— Problem to solve —
Locate every line that holds the string "objeto" and copy it.

## Start Given data

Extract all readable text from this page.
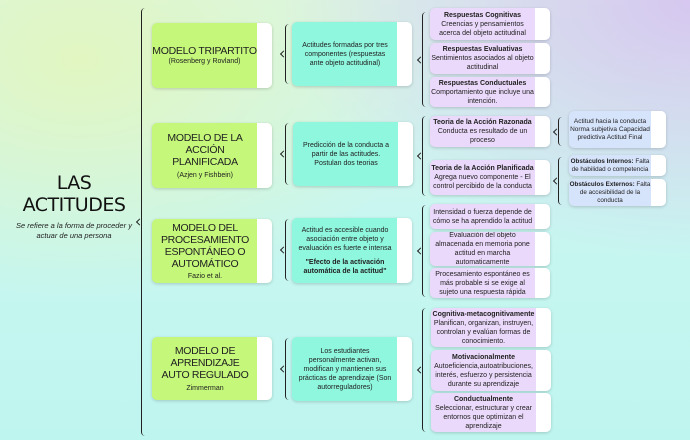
LAS ACTITUDES
Se refiere a la forma de proceder y actuar de una persona
MODELO TRIPARTITO
(Rosenberg y Rovland)
MODELO DE LA ACCIÓN PLANIFICADA
(Azjen y Fishbein)
MODELO DEL PROCESAMIENTO ESPONTÁNEO O AUTOMÁTICO
Fazio et al.
MODELO DE APRENDIZAJE AUTO REGULADO
Zimmerman
Actitudes formadas por tres componentes (respuestas ante objeto actitudinal)
Predicción de la conducta a partir de las actitudes. Postulan dos teorias
Actitud es accesible cuando asociación entre objeto y evaluación es fuerte e intensa
"Efecto de la activación automática de la actitud"
Los estudiantes personalmente activan, modifican y mantienen sus prácticas de aprendizaje (Son autorreguladores)
Respuestas Cognitivas
Creencias y pensamientos acerca del objeto actitudinal
Respuestas Evaluativas
Sentimientos asociados al objeto actitudinal
Respuestas Conductuales
Comportamiento que incluye una intención.
Teoria de la Acción Razonada
Conducta es resultado de un proceso
Teoria de la Acción Planificada
Agrega nuevo componente - El control percibido de la conducta
Intensidad o fuerza depende de cómo se ha aprendido la actitud
Evaluación del objeto almacenada en memoria pone actitud en marcha automaticamente
Procesamiento espontáneo es más probable si se exige al sujeto una respuesta rápida
Cognitiva-metacognitivamente
Planifican, organizan, instruyen, controlan y evalúan formas de conocimiento.
Motivacionalmente
Autoeficiencia,autoatribuciones, interés, esfuerzo y persistencia durante su aprendizaje
Conductualmente
Seleccionar, estructurar y crear entornos que optimizan el aprendizaje
Actitud hacia la conducta Norma subjetiva Capacidad predictiva Actitud Final
Obstáculos Internos: Falta de habilidad o competencia
Obstáculos Externos: Falta de accesibilidad de la conducta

## End Given data

— The response —
Actitudes formadas por tres componentes (respuestas ante objeto actitudinal)
Actitud es accesible cuando asociación entre objeto y evaluación es fuerte e intensa
Creencias y pensamientos acerca del objeto actitudinal
Sentimientos asociados al objeto actitudinal
Evaluación del objeto almacenada en memoria pone actitud en marcha automaticamente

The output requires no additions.